Report how many lines contain the word "Поршень"; answer with the number only.
* * * * * * * * *
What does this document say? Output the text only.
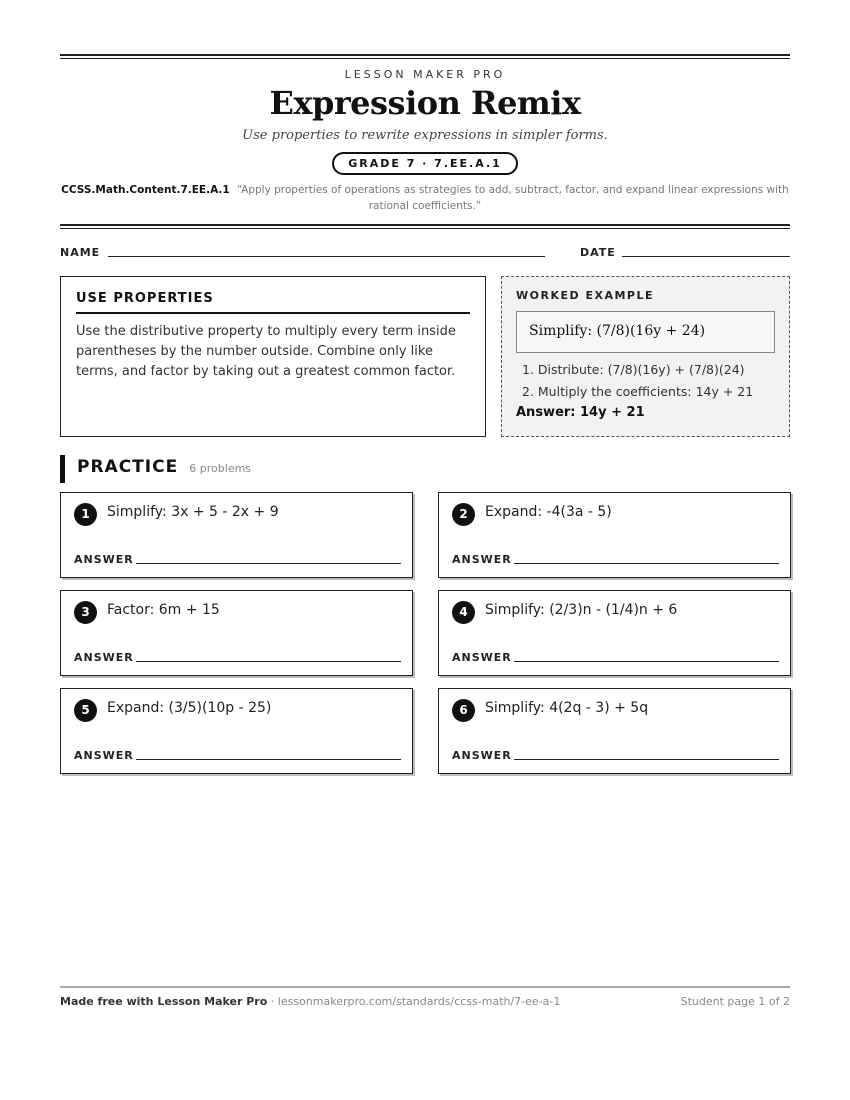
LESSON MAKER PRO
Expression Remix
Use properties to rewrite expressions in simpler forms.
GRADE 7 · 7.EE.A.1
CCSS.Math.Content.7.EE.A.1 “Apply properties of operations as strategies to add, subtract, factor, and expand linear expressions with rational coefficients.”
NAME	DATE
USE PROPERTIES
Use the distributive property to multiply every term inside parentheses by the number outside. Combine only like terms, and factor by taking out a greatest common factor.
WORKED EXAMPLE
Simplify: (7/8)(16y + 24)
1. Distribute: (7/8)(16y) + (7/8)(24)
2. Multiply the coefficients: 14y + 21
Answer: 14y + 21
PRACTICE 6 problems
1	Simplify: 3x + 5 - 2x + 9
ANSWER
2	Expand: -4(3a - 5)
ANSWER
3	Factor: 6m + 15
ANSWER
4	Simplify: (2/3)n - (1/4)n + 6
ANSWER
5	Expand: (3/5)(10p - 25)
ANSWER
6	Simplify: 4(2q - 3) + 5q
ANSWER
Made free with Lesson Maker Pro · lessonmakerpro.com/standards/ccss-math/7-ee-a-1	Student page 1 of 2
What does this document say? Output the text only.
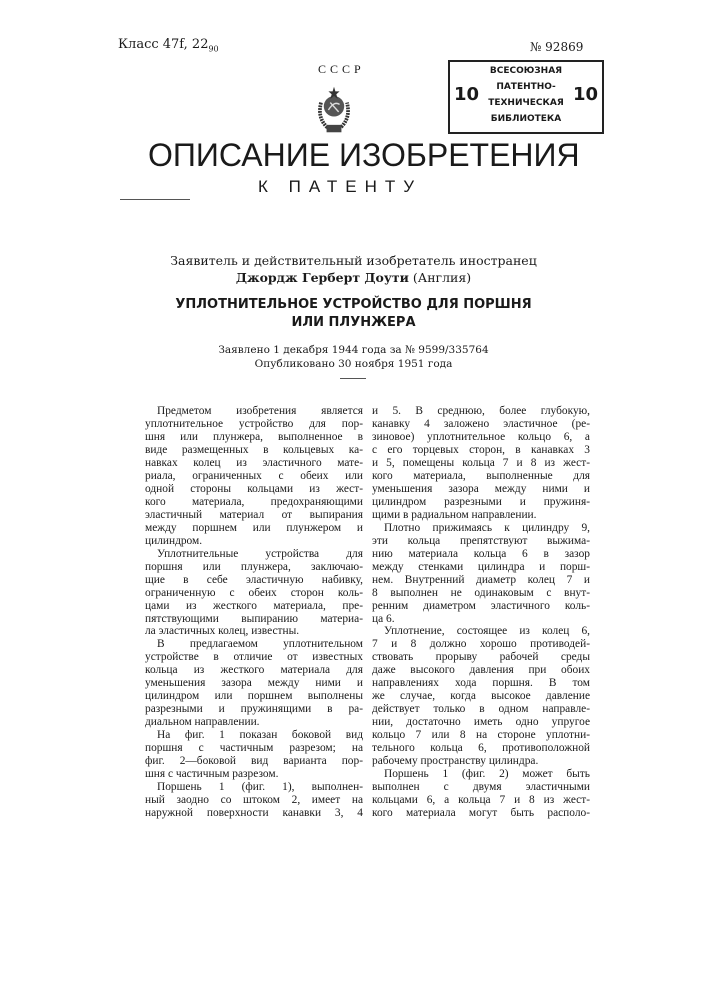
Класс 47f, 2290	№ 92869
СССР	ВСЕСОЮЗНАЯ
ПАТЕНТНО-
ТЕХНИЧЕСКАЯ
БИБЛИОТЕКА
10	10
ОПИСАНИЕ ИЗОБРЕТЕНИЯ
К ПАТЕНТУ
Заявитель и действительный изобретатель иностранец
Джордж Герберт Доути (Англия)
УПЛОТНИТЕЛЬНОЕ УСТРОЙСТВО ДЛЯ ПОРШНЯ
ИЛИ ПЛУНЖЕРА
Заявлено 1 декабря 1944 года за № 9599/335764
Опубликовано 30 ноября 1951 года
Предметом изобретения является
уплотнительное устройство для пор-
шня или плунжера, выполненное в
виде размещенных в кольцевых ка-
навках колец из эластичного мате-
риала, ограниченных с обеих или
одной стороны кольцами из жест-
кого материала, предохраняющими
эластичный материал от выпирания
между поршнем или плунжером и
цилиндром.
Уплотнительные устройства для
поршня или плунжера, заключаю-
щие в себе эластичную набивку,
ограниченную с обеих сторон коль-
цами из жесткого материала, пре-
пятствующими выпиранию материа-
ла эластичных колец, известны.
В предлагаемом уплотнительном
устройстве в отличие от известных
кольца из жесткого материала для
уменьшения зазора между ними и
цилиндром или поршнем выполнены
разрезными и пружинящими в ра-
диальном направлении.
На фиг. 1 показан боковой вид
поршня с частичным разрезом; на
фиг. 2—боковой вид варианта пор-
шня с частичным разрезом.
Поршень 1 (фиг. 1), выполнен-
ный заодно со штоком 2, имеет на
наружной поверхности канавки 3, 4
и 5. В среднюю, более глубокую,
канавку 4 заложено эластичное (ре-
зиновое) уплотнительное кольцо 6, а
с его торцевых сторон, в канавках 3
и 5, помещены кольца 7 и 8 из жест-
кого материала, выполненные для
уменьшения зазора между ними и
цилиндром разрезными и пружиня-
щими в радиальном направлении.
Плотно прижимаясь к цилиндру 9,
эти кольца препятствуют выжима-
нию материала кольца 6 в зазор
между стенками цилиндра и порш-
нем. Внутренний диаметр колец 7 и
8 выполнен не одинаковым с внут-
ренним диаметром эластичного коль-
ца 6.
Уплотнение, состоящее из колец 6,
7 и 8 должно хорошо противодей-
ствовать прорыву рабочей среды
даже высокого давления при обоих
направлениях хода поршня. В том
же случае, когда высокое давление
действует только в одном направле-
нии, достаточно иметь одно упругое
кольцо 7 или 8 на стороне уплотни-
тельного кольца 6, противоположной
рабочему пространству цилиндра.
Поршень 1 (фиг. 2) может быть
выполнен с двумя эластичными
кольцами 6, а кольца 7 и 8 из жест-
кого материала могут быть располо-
* * * * * * * * *
• _FULL ANSWER_
2